» **Written exercise**
Identify all lines in the listing that include the word "Gunn", and copy them out.

» **Listed records**
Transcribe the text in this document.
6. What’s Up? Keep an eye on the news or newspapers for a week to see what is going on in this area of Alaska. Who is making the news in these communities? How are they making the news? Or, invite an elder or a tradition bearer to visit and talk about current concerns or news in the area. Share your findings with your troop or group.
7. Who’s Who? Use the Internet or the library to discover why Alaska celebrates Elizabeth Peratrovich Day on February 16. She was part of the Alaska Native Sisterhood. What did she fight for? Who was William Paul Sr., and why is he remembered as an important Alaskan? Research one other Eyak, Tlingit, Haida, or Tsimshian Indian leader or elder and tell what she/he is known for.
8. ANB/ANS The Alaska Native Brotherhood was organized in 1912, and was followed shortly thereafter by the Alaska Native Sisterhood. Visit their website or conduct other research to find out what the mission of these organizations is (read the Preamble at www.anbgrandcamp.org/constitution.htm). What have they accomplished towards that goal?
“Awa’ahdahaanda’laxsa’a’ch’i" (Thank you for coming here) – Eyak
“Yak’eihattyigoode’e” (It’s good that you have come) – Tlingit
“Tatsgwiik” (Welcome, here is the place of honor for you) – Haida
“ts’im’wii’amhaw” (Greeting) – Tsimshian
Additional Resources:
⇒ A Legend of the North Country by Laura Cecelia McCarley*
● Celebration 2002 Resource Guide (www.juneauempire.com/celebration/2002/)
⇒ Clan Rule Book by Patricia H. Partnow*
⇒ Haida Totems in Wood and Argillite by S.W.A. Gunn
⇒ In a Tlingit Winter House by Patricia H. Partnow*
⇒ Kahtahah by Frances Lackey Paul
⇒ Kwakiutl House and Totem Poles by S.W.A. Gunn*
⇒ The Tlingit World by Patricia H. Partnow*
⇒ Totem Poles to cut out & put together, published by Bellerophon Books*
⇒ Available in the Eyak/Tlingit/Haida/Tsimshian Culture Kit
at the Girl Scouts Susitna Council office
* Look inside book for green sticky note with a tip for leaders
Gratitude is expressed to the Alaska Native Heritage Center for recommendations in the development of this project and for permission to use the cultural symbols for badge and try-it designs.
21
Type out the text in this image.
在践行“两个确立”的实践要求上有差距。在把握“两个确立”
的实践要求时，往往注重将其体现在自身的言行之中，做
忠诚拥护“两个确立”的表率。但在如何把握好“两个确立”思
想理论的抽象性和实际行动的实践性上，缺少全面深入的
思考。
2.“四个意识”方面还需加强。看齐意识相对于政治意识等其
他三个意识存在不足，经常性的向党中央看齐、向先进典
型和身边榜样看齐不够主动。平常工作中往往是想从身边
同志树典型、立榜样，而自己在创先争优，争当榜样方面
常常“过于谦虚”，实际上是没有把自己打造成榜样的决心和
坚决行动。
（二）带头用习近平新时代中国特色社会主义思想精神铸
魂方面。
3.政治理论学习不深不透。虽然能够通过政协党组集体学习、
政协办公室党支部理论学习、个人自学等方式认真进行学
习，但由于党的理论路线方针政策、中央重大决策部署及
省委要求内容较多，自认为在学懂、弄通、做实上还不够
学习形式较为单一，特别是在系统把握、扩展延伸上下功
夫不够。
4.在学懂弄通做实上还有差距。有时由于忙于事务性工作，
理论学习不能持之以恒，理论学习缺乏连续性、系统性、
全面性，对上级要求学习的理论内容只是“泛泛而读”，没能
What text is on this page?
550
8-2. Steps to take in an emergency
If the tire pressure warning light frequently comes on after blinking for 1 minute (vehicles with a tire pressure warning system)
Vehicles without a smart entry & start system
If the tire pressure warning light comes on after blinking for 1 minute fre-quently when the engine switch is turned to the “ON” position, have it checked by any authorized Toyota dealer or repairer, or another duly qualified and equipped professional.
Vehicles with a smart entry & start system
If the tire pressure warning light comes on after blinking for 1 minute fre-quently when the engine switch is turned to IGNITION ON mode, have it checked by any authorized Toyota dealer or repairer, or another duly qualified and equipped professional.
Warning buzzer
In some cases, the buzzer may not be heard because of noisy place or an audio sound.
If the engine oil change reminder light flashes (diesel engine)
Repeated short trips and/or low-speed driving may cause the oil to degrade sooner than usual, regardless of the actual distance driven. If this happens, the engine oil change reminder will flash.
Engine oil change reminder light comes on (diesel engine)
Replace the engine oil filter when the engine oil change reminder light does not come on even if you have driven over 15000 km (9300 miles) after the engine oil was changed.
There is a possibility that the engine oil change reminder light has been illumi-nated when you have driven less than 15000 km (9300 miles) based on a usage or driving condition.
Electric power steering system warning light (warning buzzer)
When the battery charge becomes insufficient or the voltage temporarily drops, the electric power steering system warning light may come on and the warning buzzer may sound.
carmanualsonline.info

» **Answer to the exercise**
⇒ Haida Totems in Wood and Argillite by S.W.A. Gunn
⇒ Kwakiutl House and Totem Poles by S.W.A. Gunn*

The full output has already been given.